> **GIVEN TASK**
Go over the entries below line by line, copying each one that contains the word "Table".
===== DATASET EXTRACT =====
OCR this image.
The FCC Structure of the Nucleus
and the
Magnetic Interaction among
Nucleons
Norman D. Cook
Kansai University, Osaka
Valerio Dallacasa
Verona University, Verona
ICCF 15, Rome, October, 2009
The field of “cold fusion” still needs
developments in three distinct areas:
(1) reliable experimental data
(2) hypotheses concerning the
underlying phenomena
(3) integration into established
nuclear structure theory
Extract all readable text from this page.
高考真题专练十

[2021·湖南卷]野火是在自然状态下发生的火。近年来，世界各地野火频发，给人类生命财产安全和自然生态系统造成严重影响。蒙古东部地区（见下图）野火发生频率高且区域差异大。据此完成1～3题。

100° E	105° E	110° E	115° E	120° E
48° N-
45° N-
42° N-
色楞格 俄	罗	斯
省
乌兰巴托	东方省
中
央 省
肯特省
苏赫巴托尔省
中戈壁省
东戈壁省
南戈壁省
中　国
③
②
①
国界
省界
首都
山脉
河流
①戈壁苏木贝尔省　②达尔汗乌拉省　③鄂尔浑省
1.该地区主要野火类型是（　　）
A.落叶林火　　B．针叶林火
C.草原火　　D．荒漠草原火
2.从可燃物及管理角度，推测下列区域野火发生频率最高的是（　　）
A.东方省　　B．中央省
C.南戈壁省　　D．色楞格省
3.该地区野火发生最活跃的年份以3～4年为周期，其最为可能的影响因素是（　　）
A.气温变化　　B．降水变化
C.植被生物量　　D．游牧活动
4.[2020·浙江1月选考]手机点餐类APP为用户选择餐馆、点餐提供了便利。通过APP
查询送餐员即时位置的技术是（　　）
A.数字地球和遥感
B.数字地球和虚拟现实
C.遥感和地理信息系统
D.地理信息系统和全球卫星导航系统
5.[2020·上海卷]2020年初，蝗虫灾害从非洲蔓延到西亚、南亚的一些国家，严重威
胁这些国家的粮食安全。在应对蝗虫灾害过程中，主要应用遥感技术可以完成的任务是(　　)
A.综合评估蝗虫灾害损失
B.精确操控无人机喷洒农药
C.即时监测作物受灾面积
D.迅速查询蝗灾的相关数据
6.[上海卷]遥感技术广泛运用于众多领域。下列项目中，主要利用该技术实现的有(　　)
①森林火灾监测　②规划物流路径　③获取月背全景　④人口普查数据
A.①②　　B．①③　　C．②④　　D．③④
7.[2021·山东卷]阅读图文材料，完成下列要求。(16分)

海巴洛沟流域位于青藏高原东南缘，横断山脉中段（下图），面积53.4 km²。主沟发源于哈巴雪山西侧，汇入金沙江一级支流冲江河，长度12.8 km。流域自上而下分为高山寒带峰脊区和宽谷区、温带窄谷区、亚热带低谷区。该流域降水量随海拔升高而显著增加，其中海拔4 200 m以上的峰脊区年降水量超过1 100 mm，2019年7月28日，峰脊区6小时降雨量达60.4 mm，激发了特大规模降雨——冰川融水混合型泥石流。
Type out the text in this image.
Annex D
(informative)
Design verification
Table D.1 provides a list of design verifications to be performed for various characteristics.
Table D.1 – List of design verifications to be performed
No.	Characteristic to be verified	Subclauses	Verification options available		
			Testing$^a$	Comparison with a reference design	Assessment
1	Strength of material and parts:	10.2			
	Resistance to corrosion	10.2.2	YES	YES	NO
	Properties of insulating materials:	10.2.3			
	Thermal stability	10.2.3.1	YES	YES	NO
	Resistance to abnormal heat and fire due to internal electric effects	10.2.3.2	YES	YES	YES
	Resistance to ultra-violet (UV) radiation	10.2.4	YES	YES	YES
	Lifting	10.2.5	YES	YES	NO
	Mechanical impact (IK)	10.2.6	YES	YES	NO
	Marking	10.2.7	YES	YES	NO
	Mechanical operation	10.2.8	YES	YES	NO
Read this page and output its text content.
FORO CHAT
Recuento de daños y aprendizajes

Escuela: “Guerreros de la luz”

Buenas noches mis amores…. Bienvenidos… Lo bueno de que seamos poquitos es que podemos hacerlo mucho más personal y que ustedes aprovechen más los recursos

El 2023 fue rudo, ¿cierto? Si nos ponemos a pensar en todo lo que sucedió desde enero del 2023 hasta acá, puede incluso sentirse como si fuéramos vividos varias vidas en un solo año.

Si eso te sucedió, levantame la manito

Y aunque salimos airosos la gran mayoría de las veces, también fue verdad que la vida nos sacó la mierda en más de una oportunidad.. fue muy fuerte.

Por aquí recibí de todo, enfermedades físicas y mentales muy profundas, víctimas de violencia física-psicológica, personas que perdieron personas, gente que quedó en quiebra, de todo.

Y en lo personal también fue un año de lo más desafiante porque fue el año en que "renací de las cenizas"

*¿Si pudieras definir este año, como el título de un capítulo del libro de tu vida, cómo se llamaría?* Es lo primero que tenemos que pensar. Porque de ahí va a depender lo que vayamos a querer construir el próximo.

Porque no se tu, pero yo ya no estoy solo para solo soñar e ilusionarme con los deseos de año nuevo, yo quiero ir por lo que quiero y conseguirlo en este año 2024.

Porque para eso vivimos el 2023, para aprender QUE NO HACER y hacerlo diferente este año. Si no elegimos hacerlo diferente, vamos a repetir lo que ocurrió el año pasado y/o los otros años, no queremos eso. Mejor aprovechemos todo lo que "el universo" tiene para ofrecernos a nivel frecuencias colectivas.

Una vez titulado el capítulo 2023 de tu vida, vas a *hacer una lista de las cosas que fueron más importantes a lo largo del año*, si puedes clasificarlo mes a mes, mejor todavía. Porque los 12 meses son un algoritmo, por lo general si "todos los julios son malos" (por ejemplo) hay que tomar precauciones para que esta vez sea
=====
> **PROBLEM SOLUTION**
Table D.1 provides a list of design verifications to be performed for various characteristics.
Table D.1 – List of design verifications to be performed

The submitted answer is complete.